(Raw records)
----------------

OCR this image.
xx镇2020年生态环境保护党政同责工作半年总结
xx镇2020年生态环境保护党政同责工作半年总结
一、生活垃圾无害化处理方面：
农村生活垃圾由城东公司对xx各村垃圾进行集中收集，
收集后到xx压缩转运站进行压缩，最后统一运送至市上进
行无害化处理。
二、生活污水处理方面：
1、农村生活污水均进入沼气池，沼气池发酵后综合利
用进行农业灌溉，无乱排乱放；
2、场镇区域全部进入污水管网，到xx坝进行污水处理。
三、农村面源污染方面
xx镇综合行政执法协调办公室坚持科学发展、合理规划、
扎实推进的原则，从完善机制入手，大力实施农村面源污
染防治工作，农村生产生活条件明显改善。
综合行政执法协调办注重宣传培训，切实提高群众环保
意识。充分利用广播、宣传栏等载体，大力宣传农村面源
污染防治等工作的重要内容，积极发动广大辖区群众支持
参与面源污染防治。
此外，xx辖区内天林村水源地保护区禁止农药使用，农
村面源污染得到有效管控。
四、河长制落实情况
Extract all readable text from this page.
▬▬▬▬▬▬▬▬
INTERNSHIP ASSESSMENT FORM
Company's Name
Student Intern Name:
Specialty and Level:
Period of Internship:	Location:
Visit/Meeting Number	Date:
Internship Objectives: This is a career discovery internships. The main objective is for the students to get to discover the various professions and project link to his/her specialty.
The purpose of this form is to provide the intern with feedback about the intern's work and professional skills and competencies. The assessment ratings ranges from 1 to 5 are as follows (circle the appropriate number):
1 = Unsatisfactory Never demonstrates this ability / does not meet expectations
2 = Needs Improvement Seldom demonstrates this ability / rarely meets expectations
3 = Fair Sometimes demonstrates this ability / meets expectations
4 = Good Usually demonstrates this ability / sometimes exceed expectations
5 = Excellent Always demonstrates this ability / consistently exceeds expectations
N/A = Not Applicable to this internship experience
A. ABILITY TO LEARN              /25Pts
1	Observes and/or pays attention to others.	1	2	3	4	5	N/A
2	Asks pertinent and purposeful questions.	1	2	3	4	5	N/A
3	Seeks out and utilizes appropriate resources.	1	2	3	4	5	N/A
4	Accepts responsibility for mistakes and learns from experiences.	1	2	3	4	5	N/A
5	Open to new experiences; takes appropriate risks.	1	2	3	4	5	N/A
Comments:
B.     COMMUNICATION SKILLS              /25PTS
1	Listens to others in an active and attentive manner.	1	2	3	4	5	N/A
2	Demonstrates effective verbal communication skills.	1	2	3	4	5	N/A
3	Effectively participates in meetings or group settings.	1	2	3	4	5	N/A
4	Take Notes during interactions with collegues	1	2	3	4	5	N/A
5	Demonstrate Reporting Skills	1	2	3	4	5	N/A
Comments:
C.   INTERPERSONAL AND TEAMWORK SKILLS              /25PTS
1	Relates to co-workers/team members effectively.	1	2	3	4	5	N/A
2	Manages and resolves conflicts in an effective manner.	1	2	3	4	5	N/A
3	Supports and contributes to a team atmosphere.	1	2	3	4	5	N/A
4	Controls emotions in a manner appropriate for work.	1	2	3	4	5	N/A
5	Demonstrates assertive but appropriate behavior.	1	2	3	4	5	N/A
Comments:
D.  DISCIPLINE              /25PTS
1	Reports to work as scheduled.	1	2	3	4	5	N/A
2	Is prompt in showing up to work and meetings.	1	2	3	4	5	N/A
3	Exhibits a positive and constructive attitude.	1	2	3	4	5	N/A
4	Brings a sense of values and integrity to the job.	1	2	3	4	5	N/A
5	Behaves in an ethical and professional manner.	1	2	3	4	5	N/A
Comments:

----------------

• [Written task]
Show every line where the string "manner" appears.

• [Written response]
1	Listens to others in an active and attentive manner.	1	2	3	4	5	N/A
2	Manages and resolves conflicts in an effective manner.	1	2	3	4	5	N/A
4	Controls emotions in a manner appropriate for work.	1	2	3	4	5	N/A
5	Behaves in an ethical and professional manner.	1	2	3	4	5	N/A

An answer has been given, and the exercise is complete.